§ **PROBLEM DETAILS**
Swap every "data-point-tokyo" in the lines below for "data-point-tokyo-metro" and copy the lines out again with nothing else altered.

§ **GIVEN DATA**
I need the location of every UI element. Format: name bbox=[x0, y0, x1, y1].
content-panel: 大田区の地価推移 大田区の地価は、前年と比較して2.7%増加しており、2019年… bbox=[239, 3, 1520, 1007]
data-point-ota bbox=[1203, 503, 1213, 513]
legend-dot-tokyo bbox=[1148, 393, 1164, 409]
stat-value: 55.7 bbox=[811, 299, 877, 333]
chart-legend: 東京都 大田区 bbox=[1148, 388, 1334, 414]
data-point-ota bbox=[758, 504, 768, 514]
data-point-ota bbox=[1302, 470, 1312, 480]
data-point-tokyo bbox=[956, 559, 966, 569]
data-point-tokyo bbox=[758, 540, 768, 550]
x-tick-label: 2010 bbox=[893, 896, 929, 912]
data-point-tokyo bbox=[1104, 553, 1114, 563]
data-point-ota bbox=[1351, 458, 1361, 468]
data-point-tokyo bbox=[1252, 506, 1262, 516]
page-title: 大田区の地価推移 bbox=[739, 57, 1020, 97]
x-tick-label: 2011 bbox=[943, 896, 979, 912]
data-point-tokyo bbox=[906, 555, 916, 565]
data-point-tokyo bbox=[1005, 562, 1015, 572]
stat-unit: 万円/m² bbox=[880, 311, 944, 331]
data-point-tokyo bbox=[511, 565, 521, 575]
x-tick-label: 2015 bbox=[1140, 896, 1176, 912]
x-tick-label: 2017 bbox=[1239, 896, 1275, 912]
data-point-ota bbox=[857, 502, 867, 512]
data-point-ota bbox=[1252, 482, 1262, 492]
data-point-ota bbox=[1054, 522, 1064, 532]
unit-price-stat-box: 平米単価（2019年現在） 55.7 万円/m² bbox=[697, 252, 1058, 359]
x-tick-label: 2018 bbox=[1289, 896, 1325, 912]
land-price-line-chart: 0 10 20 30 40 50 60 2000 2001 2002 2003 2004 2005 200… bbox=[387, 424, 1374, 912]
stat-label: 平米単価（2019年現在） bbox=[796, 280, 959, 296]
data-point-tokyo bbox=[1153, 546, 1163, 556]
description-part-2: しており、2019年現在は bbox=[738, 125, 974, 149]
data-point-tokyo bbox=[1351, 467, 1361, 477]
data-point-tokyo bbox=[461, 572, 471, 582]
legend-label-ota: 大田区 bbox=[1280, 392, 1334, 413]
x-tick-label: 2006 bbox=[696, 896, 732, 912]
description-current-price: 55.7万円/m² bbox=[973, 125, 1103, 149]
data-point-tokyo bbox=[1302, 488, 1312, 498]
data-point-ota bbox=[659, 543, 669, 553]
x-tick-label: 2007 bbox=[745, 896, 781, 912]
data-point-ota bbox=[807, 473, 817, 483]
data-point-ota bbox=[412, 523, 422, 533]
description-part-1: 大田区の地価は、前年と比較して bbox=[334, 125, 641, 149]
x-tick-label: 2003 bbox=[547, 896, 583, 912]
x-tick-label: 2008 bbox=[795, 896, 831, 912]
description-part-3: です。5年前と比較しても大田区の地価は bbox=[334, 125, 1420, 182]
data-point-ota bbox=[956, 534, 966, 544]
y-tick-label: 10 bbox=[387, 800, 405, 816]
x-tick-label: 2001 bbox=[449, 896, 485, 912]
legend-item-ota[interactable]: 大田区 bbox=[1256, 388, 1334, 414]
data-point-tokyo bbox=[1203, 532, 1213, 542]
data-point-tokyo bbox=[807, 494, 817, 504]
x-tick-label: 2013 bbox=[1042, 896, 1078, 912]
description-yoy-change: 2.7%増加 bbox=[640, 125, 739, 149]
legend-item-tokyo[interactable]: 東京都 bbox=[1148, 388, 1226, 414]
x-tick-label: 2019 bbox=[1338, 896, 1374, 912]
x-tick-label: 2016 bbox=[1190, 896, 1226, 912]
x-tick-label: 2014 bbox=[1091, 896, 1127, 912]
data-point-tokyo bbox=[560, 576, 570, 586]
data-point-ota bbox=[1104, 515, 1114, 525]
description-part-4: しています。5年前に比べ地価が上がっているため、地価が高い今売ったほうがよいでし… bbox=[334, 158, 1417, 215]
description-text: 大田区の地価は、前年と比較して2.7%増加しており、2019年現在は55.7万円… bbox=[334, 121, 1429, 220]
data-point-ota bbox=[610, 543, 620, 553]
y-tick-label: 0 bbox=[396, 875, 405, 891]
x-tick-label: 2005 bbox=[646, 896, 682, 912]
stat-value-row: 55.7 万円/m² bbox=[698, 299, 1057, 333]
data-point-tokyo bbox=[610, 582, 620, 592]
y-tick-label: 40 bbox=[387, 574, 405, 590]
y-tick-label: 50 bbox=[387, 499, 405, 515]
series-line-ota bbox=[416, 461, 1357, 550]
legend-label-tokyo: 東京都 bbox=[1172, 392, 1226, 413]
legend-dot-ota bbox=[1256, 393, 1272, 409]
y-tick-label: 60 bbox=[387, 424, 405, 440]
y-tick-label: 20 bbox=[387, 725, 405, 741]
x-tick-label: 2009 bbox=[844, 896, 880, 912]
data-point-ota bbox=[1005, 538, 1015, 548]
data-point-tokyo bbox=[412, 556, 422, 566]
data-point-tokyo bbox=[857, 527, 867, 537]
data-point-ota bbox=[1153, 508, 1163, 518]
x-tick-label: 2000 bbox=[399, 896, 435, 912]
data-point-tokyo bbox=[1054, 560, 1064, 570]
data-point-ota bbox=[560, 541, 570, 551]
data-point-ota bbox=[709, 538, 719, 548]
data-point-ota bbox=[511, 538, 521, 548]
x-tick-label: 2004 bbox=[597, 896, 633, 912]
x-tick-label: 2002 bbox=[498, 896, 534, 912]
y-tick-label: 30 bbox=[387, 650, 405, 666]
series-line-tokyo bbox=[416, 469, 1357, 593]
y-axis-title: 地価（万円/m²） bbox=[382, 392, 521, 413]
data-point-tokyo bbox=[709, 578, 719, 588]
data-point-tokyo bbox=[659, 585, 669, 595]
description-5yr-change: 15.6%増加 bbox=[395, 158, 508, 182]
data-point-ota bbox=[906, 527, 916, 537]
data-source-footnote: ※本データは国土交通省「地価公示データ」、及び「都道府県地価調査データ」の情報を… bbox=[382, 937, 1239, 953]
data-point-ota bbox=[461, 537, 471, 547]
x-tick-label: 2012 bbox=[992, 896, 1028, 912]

§ **RESULT FOR THIS EXERCISE**
I need the location of every UI element. Format: name bbox=[x0, y0, x1, y1].
content-panel: 大田区の地価推移 大田区の地価は、前年と比較して2.7%増加しており、2019年… bbox=[239, 3, 1520, 1007]
data-point-ota bbox=[1203, 503, 1213, 513]
legend-dot-tokyo bbox=[1148, 393, 1164, 409]
stat-value: 55.7 bbox=[811, 299, 877, 333]
chart-legend: 東京都 大田区 bbox=[1148, 388, 1334, 414]
data-point-ota bbox=[758, 504, 768, 514]
data-point-ota bbox=[1302, 470, 1312, 480]
data-point-tokyo-metro bbox=[956, 559, 966, 569]
data-point-tokyo-metro bbox=[758, 540, 768, 550]
x-tick-label: 2010 bbox=[893, 896, 929, 912]
data-point-tokyo-metro bbox=[1104, 553, 1114, 563]
data-point-ota bbox=[1351, 458, 1361, 468]
data-point-tokyo-metro bbox=[1252, 506, 1262, 516]
page-title: 大田区の地価推移 bbox=[739, 57, 1020, 97]
x-tick-label: 2011 bbox=[943, 896, 979, 912]
data-point-tokyo-metro bbox=[906, 555, 916, 565]
data-point-tokyo-metro bbox=[1005, 562, 1015, 572]
stat-unit: 万円/m² bbox=[880, 311, 944, 331]
data-point-tokyo-metro bbox=[511, 565, 521, 575]
x-tick-label: 2015 bbox=[1140, 896, 1176, 912]
x-tick-label: 2017 bbox=[1239, 896, 1275, 912]
data-point-ota bbox=[857, 502, 867, 512]
data-point-ota bbox=[1252, 482, 1262, 492]
data-point-ota bbox=[1054, 522, 1064, 532]
unit-price-stat-box: 平米単価（2019年現在） 55.7 万円/m² bbox=[697, 252, 1058, 359]
x-tick-label: 2018 bbox=[1289, 896, 1325, 912]
land-price-line-chart: 0 10 20 30 40 50 60 2000 2001 2002 2003 2004 2005 200… bbox=[387, 424, 1374, 912]
stat-label: 平米単価（2019年現在） bbox=[796, 280, 959, 296]
data-point-tokyo-metro bbox=[1153, 546, 1163, 556]
description-part-2: しており、2019年現在は bbox=[738, 125, 974, 149]
data-point-tokyo-metro bbox=[1351, 467, 1361, 477]
data-point-tokyo-metro bbox=[461, 572, 471, 582]
legend-label-ota: 大田区 bbox=[1280, 392, 1334, 413]
x-tick-label: 2006 bbox=[696, 896, 732, 912]
description-current-price: 55.7万円/m² bbox=[973, 125, 1103, 149]
data-point-tokyo-metro bbox=[1302, 488, 1312, 498]
data-point-ota bbox=[659, 543, 669, 553]
x-tick-label: 2007 bbox=[745, 896, 781, 912]
data-point-ota bbox=[807, 473, 817, 483]
data-point-ota bbox=[412, 523, 422, 533]
description-part-1: 大田区の地価は、前年と比較して bbox=[334, 125, 641, 149]
x-tick-label: 2003 bbox=[547, 896, 583, 912]
x-tick-label: 2008 bbox=[795, 896, 831, 912]
description-part-3: です。5年前と比較しても大田区の地価は bbox=[334, 125, 1420, 182]
data-point-ota bbox=[956, 534, 966, 544]
y-tick-label: 10 bbox=[387, 800, 405, 816]
x-tick-label: 2001 bbox=[449, 896, 485, 912]
legend-item-ota[interactable]: 大田区 bbox=[1256, 388, 1334, 414]
data-point-tokyo-metro bbox=[1203, 532, 1213, 542]
data-point-tokyo-metro bbox=[807, 494, 817, 504]
x-tick-label: 2013 bbox=[1042, 896, 1078, 912]
description-yoy-change: 2.7%増加 bbox=[640, 125, 739, 149]
legend-item-tokyo[interactable]: 東京都 bbox=[1148, 388, 1226, 414]
x-tick-label: 2019 bbox=[1338, 896, 1374, 912]
x-tick-label: 2016 bbox=[1190, 896, 1226, 912]
x-tick-label: 2014 bbox=[1091, 896, 1127, 912]
data-point-tokyo-metro bbox=[560, 576, 570, 586]
data-point-ota bbox=[1104, 515, 1114, 525]
description-part-4: しています。5年前に比べ地価が上がっているため、地価が高い今売ったほうがよいでし… bbox=[334, 158, 1417, 215]
description-text: 大田区の地価は、前年と比較して2.7%増加しており、2019年現在は55.7万円… bbox=[334, 121, 1429, 220]
data-point-ota bbox=[610, 543, 620, 553]
y-tick-label: 0 bbox=[396, 875, 405, 891]
x-tick-label: 2005 bbox=[646, 896, 682, 912]
stat-value-row: 55.7 万円/m² bbox=[698, 299, 1057, 333]
data-point-tokyo-metro bbox=[610, 582, 620, 592]
y-tick-label: 40 bbox=[387, 574, 405, 590]
y-tick-label: 50 bbox=[387, 499, 405, 515]
series-line-ota bbox=[416, 461, 1357, 550]
legend-label-tokyo: 東京都 bbox=[1172, 392, 1226, 413]
legend-dot-ota bbox=[1256, 393, 1272, 409]
y-tick-label: 60 bbox=[387, 424, 405, 440]
y-tick-label: 20 bbox=[387, 725, 405, 741]
x-tick-label: 2009 bbox=[844, 896, 880, 912]
data-point-ota bbox=[1005, 538, 1015, 548]
data-point-tokyo-metro bbox=[412, 556, 422, 566]
data-point-tokyo-metro bbox=[857, 527, 867, 537]
data-point-ota bbox=[1153, 508, 1163, 518]
x-tick-label: 2000 bbox=[399, 896, 435, 912]
data-point-tokyo-metro bbox=[1054, 560, 1064, 570]
data-point-ota bbox=[560, 541, 570, 551]
data-point-ota bbox=[709, 538, 719, 548]
data-point-ota bbox=[511, 538, 521, 548]
x-tick-label: 2004 bbox=[597, 896, 633, 912]
x-tick-label: 2002 bbox=[498, 896, 534, 912]
y-tick-label: 30 bbox=[387, 650, 405, 666]
series-line-tokyo bbox=[416, 469, 1357, 593]
y-axis-title: 地価（万円/m²） bbox=[382, 392, 521, 413]
data-point-tokyo-metro bbox=[709, 578, 719, 588]
data-point-tokyo-metro bbox=[659, 585, 669, 595]
description-5yr-change: 15.6%増加 bbox=[395, 158, 508, 182]
data-point-ota bbox=[906, 527, 916, 537]
data-source-footnote: ※本データは国土交通省「地価公示データ」、及び「都道府県地価調査データ」の情報を… bbox=[382, 937, 1239, 953]
data-point-ota bbox=[461, 537, 471, 547]
x-tick-label: 2012 bbox=[992, 896, 1028, 912]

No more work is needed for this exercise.